* _What you will do_
How many lines of the data hold the word "stanowiące"? State the number and nothing else.

---- Data for the task

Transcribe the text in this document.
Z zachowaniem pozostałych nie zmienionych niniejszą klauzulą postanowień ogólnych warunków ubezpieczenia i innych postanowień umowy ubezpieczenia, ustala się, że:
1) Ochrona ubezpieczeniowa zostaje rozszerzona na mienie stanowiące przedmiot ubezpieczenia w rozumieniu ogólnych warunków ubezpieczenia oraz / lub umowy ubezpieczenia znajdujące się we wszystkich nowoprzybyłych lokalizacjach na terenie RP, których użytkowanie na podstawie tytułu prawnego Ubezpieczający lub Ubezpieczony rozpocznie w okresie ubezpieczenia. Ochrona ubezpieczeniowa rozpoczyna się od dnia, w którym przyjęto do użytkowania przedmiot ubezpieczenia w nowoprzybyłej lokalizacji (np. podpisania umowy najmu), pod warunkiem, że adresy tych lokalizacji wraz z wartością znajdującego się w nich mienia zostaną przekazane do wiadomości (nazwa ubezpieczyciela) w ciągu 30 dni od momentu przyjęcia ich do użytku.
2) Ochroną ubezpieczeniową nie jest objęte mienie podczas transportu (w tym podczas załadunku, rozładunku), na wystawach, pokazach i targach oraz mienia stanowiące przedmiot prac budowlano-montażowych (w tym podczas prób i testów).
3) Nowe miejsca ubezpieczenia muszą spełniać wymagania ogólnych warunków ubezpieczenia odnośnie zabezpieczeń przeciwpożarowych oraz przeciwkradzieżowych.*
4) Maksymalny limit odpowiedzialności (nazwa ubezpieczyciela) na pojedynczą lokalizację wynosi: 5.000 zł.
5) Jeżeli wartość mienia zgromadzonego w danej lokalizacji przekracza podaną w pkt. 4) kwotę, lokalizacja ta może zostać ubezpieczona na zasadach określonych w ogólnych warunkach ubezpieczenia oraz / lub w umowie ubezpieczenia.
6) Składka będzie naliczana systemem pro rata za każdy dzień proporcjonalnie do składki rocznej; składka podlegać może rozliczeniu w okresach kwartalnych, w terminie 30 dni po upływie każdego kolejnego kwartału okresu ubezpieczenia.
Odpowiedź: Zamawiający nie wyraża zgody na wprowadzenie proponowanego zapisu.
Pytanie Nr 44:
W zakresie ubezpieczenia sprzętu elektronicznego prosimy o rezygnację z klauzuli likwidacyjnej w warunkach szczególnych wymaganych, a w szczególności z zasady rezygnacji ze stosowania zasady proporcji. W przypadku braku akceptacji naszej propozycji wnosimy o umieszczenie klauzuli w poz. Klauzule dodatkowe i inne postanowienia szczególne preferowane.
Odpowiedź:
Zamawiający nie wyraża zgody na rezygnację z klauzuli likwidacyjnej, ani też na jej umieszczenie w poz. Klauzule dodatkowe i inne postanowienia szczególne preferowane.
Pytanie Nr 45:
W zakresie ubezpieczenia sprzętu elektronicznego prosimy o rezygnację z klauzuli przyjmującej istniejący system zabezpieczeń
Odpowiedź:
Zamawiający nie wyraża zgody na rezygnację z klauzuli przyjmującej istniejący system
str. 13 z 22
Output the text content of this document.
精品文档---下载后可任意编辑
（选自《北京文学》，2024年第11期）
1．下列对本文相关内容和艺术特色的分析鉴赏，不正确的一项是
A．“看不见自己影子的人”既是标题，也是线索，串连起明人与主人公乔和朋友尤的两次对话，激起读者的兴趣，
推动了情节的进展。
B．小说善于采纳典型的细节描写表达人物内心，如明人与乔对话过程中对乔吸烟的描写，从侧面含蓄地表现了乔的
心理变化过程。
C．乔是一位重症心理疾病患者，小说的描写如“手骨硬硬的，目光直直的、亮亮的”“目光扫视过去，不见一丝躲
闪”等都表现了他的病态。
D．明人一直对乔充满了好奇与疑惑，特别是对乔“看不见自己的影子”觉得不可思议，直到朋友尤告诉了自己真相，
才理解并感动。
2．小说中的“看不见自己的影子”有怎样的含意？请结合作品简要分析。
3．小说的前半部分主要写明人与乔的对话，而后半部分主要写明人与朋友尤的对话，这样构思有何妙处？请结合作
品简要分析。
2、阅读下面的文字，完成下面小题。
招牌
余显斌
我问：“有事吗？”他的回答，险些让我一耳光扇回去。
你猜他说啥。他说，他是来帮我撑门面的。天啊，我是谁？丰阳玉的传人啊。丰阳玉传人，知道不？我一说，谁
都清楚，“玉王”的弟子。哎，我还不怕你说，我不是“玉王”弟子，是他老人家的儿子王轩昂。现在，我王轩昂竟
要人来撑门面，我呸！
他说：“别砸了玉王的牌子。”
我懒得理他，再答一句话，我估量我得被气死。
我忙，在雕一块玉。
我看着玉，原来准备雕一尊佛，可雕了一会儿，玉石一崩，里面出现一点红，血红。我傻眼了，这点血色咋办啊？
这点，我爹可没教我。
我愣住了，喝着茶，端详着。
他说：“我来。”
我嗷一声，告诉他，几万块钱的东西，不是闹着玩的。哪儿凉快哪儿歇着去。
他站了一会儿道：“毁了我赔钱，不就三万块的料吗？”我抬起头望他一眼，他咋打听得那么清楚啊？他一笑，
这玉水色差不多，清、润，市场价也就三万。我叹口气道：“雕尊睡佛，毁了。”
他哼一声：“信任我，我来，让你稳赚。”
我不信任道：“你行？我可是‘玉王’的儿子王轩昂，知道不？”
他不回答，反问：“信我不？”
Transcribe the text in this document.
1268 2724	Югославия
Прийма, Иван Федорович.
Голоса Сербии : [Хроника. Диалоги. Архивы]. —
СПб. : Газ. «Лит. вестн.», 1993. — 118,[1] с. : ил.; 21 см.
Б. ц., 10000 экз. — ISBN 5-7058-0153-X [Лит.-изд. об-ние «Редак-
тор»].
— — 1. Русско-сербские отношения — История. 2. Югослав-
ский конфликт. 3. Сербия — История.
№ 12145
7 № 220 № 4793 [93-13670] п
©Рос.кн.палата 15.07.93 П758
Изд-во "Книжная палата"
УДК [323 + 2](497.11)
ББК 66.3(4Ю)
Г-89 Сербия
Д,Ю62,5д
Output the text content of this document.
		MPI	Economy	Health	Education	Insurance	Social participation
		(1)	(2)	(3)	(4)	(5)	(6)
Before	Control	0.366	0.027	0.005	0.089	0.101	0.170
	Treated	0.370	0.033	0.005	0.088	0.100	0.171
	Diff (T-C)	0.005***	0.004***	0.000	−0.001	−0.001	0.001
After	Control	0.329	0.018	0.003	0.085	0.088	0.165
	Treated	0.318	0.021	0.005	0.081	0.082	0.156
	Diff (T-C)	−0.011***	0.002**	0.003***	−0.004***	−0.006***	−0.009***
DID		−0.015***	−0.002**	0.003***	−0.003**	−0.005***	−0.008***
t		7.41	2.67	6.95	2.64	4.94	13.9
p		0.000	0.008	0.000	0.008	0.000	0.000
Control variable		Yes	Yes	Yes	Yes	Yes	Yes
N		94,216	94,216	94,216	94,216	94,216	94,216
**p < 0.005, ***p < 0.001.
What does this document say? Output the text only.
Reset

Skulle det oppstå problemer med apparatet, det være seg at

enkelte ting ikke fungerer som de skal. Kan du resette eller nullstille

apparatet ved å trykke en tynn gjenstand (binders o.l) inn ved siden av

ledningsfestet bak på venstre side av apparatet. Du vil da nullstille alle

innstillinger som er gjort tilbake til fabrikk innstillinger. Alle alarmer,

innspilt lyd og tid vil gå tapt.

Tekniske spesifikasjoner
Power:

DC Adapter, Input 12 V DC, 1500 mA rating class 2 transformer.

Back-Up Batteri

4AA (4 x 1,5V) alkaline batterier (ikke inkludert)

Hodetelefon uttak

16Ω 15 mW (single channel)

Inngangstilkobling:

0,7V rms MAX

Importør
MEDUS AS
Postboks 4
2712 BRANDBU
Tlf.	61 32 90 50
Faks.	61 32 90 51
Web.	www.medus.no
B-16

--------

* _Worked answer_
2